## Start PROVIDED DATA
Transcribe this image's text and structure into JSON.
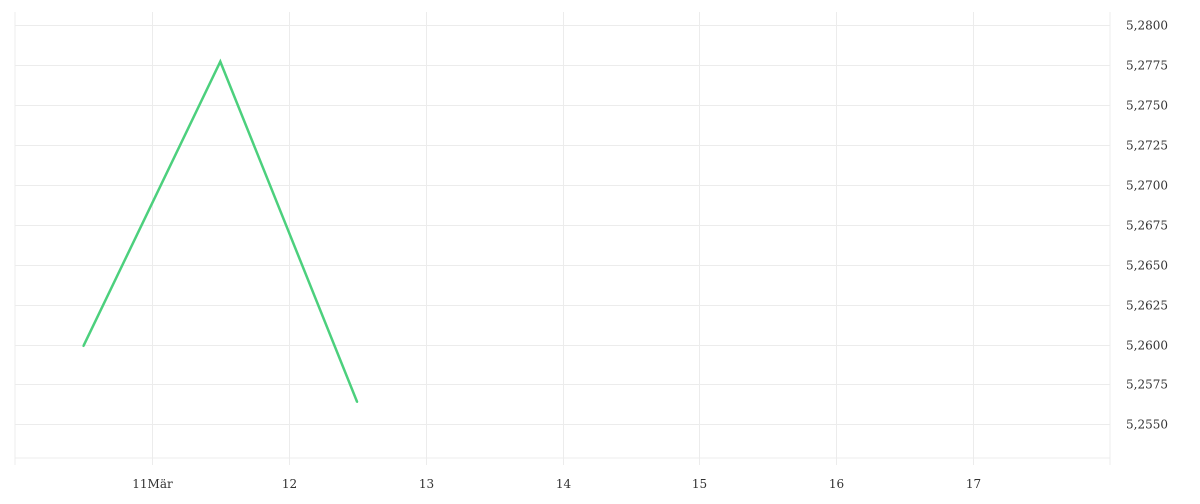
{
  "chart_data": {
    "type": "line",
    "title": "",
    "xlabel": "",
    "ylabel": "",
    "x_tick_labels": [
      {
        "day": 11,
        "label": "11Mär"
      },
      {
        "day": 12,
        "label": "12"
      },
      {
        "day": 13,
        "label": "13"
      },
      {
        "day": 14,
        "label": "14"
      },
      {
        "day": 15,
        "label": "15"
      },
      {
        "day": 16,
        "label": "16"
      },
      {
        "day": 17,
        "label": "17"
      }
    ],
    "xlim_days_of_march": [
      10,
      18
    ],
    "y_ticks": [
      5.255,
      5.2575,
      5.26,
      5.2625,
      5.265,
      5.2675,
      5.27,
      5.2725,
      5.275,
      5.2775,
      5.28
    ],
    "y_tick_labels": [
      "5,2550",
      "5,2575",
      "5,2600",
      "5,2625",
      "5,2650",
      "5,2675",
      "5,2700",
      "5,2725",
      "5,2750",
      "5,2775",
      "5,2800"
    ],
    "ylim": [
      5.2529,
      5.2808
    ],
    "y_axis_side": "right",
    "grid": true,
    "series": [
      {
        "color": "#4cd07d",
        "points": [
          {
            "x": "Mar 10 12:00",
            "day": 10.5,
            "y": 5.2599
          },
          {
            "x": "Mar 11 12:00",
            "day": 11.5,
            "y": 5.2777
          },
          {
            "x": "Mar 12 12:00",
            "day": 12.5,
            "y": 5.2564
          }
        ]
      }
    ]
  }
}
## End PROVIDED DATA
## DO THIS:
Quote the full listing above word for word; exclude every picture from the copy.

## WRITTEN SOLUTION:
Transcribe this image's text and structure into JSON.
{
  "chart_data": {
    "type": "line",
    "title": "",
    "xlabel": "",
    "ylabel": "",
    "x_tick_labels": [
      {
        "day": 11,
        "label": "11Mär"
      },
      {
        "day": 12,
        "label": "12"
      },
      {
        "day": 13,
        "label": "13"
      },
      {
        "day": 14,
        "label": "14"
      },
      {
        "day": 15,
        "label": "15"
      },
      {
        "day": 16,
        "label": "16"
      },
      {
        "day": 17,
        "label": "17"
      }
    ],
    "xlim_days_of_march": [
      10,
      18
    ],
    "y_ticks": [
      5.255,
      5.2575,
      5.26,
      5.2625,
      5.265,
      5.2675,
      5.27,
      5.2725,
      5.275,
      5.2775,
      5.28
    ],
    "y_tick_labels": [
      "5,2550",
      "5,2575",
      "5,2600",
      "5,2625",
      "5,2650",
      "5,2675",
      "5,2700",
      "5,2725",
      "5,2750",
      "5,2775",
      "5,2800"
    ],
    "ylim": [
      5.2529,
      5.2808
    ],
    "y_axis_side": "right",
    "grid": true,
    "series": [
      {
        "color": "#4cd07d",
        "points": [
          {
            "x": "Mar 10 12:00",
            "day": 10.5,
            "y": 5.2599
          },
          {
            "x": "Mar 11 12:00",
            "day": 11.5,
            "y": 5.2777
          },
          {
            "x": "Mar 12 12:00",
            "day": 12.5,
            "y": 5.2564
          }
        ]
      }
    ]
  }
}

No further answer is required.